Records about charts and figures:
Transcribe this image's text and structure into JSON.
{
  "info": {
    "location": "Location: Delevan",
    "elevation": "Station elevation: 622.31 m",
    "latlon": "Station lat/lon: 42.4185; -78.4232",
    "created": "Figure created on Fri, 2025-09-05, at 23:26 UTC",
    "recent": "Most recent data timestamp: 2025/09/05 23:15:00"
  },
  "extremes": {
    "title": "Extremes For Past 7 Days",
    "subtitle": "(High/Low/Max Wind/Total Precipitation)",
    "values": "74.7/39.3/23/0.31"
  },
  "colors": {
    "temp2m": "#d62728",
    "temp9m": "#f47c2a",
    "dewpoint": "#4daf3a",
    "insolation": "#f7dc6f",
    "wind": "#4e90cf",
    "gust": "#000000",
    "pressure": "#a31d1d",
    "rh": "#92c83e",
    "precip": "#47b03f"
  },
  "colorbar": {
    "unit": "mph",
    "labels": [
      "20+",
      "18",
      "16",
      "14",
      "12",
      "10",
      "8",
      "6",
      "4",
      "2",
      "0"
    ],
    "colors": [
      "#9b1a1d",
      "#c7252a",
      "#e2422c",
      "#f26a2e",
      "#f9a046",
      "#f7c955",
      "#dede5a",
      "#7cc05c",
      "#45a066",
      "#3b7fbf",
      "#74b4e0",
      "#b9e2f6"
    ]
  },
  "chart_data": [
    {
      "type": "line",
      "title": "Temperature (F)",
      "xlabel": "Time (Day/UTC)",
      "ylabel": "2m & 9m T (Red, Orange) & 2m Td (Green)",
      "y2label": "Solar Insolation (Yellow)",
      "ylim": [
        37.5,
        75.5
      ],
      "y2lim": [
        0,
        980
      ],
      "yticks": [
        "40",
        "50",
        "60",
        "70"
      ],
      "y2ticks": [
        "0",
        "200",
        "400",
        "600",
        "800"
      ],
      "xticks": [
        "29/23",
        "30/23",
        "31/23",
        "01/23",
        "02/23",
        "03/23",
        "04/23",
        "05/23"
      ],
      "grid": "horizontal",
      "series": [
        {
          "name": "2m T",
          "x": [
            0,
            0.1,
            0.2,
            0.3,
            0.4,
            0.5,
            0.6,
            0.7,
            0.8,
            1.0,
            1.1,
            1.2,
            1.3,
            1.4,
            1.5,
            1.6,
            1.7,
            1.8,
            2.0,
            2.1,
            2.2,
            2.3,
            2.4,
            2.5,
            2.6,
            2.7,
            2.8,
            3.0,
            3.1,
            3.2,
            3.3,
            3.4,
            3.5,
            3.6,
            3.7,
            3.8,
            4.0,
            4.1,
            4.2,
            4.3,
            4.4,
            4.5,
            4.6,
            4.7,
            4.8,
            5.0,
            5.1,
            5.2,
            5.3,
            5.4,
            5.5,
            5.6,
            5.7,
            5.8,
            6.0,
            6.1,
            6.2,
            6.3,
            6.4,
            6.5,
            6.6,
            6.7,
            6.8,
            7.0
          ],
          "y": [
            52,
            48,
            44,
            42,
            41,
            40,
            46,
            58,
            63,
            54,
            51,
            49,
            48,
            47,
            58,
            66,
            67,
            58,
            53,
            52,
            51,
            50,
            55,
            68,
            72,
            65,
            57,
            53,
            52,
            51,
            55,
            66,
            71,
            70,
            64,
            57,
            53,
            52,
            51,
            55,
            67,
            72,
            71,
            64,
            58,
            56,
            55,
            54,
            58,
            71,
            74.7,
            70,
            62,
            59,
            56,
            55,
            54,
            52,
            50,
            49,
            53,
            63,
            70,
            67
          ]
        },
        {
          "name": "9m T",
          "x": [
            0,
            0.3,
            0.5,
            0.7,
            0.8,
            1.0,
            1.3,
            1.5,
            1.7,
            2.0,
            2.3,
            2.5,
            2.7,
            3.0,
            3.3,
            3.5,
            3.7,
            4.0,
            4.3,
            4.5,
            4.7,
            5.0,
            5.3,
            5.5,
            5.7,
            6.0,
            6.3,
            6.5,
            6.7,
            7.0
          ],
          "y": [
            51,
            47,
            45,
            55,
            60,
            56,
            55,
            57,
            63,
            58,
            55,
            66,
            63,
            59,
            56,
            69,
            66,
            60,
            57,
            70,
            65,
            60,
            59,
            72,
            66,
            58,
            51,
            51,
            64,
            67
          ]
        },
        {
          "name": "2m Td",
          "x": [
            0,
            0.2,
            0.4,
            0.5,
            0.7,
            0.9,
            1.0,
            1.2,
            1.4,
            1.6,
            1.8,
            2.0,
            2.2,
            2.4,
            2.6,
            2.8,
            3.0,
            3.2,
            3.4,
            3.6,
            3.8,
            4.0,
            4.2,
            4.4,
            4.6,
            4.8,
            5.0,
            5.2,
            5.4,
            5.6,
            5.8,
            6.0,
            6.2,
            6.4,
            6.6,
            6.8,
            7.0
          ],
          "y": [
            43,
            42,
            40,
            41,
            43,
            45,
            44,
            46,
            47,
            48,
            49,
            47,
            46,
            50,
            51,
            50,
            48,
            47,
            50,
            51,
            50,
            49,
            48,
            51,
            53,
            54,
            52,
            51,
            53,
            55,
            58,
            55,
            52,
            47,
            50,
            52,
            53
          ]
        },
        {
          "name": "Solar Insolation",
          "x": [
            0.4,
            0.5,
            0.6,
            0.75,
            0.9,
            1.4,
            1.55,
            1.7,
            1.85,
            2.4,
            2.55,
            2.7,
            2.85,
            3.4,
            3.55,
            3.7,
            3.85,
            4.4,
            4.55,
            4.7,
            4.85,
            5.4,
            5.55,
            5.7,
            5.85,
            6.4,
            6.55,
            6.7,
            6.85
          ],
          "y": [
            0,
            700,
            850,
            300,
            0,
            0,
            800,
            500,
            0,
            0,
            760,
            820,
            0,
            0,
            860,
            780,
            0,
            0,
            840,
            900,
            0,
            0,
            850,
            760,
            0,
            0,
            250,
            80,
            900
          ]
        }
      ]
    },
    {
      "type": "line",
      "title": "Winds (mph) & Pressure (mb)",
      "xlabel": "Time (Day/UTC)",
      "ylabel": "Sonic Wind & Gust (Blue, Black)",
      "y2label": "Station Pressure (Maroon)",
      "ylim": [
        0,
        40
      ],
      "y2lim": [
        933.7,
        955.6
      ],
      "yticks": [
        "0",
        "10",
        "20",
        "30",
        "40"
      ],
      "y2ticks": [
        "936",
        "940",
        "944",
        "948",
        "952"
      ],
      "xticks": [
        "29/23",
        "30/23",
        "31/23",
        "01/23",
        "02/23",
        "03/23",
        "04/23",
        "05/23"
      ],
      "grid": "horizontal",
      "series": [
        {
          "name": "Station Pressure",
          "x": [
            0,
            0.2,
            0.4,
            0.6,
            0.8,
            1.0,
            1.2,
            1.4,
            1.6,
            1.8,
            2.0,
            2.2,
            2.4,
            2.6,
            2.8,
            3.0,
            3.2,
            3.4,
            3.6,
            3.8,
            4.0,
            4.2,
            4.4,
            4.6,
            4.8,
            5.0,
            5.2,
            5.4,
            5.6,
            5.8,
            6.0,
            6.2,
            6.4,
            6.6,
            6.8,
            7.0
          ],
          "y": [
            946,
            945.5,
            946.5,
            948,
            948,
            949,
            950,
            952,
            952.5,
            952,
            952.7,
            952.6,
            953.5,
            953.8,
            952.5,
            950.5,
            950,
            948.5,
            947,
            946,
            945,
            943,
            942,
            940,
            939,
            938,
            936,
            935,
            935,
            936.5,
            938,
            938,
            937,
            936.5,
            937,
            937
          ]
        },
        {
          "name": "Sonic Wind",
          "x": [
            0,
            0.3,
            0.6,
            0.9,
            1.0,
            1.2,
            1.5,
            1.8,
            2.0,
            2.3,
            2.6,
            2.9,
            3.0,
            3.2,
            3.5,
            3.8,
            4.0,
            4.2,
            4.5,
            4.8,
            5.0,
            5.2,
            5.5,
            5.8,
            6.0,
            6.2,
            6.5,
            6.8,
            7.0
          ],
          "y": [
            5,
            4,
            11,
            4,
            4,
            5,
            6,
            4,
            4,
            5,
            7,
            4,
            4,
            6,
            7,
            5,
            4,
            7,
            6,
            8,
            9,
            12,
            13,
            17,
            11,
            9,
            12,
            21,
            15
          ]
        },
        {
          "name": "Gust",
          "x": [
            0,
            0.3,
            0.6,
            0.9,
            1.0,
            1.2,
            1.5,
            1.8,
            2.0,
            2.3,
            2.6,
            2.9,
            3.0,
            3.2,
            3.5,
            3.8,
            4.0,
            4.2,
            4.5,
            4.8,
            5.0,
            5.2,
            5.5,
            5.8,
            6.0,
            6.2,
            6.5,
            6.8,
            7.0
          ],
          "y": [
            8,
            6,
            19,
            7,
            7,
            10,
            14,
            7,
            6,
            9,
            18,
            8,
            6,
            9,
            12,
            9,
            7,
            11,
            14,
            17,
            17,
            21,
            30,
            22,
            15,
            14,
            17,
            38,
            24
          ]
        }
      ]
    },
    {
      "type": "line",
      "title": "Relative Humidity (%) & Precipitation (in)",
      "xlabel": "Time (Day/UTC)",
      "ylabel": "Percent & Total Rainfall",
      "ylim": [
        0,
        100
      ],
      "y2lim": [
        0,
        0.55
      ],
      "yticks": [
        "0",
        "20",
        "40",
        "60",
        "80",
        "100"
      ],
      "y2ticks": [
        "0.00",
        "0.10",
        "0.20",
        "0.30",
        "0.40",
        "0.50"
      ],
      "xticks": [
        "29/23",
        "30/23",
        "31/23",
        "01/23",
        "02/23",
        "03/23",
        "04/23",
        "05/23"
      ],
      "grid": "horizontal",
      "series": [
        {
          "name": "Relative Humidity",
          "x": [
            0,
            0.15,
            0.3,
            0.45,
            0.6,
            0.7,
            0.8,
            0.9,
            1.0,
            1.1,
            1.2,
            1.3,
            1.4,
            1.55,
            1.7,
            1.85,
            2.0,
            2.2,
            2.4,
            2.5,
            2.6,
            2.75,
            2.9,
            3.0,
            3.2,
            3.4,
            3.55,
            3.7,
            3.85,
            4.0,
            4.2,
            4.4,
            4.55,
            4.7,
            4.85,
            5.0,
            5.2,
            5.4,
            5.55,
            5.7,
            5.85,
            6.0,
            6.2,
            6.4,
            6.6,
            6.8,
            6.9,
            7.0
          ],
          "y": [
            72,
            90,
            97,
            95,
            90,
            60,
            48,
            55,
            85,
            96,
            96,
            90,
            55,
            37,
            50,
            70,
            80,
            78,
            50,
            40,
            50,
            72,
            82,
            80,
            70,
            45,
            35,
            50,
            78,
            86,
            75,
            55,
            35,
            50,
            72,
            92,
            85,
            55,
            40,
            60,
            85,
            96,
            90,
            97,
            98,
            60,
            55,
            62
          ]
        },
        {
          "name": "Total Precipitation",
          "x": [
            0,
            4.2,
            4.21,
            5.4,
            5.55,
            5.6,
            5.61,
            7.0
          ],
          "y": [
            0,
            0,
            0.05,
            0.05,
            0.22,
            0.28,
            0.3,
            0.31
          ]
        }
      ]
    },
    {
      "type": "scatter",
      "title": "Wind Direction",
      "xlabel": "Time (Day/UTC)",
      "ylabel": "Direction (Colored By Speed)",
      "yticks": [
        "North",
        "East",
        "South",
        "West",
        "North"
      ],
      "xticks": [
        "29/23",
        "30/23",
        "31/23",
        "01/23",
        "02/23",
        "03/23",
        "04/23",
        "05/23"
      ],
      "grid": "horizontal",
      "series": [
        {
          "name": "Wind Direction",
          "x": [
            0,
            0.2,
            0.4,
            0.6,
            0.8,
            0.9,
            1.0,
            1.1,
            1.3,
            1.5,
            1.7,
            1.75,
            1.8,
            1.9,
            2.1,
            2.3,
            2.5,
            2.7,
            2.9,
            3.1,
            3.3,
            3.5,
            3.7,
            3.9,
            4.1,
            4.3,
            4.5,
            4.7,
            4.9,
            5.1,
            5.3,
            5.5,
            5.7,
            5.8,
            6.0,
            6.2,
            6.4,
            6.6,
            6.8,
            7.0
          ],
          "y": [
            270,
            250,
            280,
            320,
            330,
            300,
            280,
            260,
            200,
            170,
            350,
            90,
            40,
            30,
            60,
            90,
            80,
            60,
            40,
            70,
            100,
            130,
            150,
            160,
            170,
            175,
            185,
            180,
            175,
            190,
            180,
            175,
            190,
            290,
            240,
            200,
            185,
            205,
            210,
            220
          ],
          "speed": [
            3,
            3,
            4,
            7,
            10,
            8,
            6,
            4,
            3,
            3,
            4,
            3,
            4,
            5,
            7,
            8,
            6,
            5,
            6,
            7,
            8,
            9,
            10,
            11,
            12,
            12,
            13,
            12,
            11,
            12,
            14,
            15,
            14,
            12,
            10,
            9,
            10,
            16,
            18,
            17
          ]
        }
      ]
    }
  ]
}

■ AIM: Using the records above, find and show each line with the string "Relative".

■ WRITTEN RESPONSE:
      "title": "Relative Humidity (%) & Precipitation (in)",
          "name": "Relative Humidity",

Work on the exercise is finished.